--- Start of Record list ---

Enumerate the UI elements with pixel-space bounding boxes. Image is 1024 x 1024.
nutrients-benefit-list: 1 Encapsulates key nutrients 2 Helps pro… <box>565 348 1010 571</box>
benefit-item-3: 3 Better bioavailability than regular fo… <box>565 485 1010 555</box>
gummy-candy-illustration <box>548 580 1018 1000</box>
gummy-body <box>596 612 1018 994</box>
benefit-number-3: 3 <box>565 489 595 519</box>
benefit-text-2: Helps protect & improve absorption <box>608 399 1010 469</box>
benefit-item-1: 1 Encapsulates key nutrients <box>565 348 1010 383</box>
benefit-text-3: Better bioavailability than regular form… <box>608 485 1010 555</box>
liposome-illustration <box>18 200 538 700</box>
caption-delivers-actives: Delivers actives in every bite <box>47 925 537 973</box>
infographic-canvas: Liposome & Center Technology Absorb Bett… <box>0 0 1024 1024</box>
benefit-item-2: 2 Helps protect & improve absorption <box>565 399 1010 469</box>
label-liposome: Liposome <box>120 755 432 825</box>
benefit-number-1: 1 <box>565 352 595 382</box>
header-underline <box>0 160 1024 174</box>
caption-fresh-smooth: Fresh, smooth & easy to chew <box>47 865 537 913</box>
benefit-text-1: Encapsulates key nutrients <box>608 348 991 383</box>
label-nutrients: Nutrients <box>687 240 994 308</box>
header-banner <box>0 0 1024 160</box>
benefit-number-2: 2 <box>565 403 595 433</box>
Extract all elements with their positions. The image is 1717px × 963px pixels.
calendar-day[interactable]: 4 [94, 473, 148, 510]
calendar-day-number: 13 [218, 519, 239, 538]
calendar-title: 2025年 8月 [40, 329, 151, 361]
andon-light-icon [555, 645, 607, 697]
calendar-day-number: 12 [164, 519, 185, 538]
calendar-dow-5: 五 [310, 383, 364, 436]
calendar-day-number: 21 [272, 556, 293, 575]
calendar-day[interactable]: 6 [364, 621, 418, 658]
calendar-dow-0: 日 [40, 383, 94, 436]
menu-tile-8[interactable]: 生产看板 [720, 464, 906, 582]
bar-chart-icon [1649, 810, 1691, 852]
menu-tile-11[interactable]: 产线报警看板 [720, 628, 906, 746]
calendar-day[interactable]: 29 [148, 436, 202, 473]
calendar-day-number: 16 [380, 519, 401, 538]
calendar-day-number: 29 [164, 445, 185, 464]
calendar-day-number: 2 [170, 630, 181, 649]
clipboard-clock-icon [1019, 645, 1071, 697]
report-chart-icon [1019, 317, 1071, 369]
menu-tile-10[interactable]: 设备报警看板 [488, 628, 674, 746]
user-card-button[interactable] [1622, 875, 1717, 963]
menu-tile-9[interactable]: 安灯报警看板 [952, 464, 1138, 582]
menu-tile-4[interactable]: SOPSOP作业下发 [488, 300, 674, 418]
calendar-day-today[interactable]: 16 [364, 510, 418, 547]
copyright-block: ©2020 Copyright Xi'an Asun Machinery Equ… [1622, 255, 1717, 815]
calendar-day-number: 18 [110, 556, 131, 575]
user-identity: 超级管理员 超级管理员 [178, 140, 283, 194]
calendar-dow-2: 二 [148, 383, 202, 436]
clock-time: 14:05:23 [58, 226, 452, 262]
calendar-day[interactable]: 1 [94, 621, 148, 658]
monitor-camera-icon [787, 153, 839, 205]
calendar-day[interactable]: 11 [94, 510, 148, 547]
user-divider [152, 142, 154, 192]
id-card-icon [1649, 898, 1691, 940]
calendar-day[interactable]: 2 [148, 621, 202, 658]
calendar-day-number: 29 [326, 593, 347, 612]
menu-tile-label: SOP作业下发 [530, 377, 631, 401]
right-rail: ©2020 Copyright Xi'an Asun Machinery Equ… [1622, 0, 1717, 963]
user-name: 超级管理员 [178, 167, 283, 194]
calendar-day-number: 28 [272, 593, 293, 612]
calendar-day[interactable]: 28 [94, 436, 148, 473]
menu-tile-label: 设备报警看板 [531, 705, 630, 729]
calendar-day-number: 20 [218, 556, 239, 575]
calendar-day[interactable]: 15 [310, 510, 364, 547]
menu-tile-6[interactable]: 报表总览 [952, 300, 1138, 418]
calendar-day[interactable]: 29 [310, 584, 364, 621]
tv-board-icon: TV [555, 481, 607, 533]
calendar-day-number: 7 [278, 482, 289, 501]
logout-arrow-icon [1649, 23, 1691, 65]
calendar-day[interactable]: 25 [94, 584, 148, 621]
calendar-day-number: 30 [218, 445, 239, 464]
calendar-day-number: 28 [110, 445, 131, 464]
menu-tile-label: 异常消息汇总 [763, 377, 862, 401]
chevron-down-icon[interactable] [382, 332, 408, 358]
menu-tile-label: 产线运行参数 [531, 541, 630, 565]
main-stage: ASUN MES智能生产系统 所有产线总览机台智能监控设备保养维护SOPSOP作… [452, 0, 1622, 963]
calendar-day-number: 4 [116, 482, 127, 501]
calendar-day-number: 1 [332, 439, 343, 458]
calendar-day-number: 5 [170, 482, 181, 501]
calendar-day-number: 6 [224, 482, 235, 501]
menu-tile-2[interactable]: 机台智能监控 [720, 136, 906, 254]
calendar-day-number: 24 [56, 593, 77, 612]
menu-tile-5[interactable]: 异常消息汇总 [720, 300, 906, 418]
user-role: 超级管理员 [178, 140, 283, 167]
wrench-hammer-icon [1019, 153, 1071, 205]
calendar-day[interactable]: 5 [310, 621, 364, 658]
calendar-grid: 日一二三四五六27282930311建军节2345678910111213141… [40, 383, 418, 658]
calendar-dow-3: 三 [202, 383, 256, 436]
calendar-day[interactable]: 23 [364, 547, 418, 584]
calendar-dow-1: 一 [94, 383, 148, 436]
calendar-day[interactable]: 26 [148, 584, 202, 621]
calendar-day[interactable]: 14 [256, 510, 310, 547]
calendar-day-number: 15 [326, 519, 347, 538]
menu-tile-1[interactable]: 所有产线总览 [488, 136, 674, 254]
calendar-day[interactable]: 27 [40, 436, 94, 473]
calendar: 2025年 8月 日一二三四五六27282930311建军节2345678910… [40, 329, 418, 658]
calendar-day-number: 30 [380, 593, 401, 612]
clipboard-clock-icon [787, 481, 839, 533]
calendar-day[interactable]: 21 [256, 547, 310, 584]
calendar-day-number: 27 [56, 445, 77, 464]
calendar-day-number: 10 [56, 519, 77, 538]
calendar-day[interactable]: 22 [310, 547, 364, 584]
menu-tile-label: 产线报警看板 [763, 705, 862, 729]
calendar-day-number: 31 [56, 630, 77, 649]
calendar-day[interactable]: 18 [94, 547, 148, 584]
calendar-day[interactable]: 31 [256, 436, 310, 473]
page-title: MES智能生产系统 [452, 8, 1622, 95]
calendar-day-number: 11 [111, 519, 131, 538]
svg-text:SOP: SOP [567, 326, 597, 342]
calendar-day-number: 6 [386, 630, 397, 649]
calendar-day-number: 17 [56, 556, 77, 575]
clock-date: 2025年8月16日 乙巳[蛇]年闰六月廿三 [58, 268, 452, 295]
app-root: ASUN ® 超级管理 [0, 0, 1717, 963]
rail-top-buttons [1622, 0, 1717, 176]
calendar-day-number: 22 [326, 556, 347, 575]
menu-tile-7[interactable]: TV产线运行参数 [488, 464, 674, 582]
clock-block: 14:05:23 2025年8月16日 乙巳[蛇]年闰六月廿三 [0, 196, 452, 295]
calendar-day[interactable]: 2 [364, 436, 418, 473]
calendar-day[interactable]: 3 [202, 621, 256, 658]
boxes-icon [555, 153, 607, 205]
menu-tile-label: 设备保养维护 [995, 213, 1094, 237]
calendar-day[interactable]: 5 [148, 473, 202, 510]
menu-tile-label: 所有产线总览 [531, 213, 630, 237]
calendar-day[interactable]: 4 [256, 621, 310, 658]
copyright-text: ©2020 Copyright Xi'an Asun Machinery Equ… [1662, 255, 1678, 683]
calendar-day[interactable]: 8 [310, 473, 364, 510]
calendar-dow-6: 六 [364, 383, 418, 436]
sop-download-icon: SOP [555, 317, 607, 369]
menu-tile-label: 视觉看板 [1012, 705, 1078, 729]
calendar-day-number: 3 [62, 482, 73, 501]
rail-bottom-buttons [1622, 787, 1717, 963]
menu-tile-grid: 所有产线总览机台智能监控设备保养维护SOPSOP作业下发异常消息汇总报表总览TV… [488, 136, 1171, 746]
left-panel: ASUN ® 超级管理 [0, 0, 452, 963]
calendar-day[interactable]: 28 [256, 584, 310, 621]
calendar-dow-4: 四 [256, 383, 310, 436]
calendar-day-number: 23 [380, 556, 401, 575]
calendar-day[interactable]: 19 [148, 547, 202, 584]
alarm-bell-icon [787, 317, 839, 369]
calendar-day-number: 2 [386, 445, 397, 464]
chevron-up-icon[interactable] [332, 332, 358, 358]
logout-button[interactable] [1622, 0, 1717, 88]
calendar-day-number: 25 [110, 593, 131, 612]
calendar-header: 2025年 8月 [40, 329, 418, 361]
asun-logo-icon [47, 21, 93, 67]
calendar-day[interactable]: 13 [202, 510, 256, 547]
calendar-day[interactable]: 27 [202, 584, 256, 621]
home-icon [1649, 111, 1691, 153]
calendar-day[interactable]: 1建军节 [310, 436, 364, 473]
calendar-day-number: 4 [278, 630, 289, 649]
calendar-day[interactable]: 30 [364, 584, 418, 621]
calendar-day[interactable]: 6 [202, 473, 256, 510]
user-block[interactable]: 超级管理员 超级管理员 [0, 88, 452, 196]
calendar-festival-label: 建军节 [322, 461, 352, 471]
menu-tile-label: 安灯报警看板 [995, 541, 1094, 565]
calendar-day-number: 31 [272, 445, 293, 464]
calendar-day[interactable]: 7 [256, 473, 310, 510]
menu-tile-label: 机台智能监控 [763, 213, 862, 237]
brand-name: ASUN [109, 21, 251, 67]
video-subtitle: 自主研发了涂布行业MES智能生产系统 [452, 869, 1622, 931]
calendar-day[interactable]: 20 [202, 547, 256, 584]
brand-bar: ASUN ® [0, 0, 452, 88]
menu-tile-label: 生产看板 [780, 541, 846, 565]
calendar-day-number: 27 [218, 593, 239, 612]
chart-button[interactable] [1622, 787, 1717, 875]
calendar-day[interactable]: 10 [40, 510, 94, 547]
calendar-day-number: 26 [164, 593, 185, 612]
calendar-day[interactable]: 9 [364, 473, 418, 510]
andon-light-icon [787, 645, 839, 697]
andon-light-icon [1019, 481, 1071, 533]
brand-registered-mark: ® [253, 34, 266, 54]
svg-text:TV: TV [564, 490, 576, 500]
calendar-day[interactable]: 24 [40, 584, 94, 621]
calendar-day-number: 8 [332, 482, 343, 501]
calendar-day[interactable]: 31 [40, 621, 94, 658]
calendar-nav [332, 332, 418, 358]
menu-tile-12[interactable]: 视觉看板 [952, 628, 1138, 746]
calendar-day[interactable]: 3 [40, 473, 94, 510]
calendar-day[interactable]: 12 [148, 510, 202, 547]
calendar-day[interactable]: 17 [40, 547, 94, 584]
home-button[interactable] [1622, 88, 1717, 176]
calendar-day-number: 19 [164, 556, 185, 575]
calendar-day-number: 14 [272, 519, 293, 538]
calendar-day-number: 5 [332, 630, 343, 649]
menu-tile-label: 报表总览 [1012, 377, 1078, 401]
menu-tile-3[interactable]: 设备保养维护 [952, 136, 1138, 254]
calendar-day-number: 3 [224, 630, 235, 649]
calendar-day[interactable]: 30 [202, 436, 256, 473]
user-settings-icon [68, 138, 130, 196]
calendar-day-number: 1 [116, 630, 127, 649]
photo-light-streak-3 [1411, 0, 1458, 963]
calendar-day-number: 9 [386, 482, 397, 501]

--- End of Record list ---

What to produce:
Render the records as a JSON list of strings, one string per line and no blank lines, starting with the first line and going on through the line that contains "caption-fresh-smooth: Fresh, smooth".

Written reply:
[
  "Enumerate the UI elements with pixel-space bounding boxes. Image is 1024 x 1024.",
  "nutrients-benefit-list: 1 Encapsulates key nutrients 2 Helps pro… <box>565 348 1010 571</box>",
  "benefit-item-3: 3 Better bioavailability than regular fo… <box>565 485 1010 555</box>",
  "gummy-candy-illustration <box>548 580 1018 1000</box>",
  "gummy-body <box>596 612 1018 994</box>",
  "benefit-number-3: 3 <box>565 489 595 519</box>",
  "benefit-text-2: Helps protect & improve absorption <box>608 399 1010 469</box>",
  "benefit-item-1: 1 Encapsulates key nutrients <box>565 348 1010 383</box>",
  "benefit-text-3: Better bioavailability than regular form… <box>608 485 1010 555</box>",
  "liposome-illustration <box>18 200 538 700</box>",
  "caption-delivers-actives: Delivers actives in every bite <box>47 925 537 973</box>",
  "infographic-canvas: Liposome & Center Technology Absorb Bett… <box>0 0 1024 1024</box>",
  "benefit-item-2: 2 Helps protect & improve absorption <box>565 399 1010 469</box>",
  "label-liposome: Liposome <box>120 755 432 825</box>",
  "benefit-number-1: 1 <box>565 352 595 382</box>",
  "header-underline <box>0 160 1024 174</box>",
  "caption-fresh-smooth: Fresh, smooth & easy to chew <box>47 865 537 913</box>"
]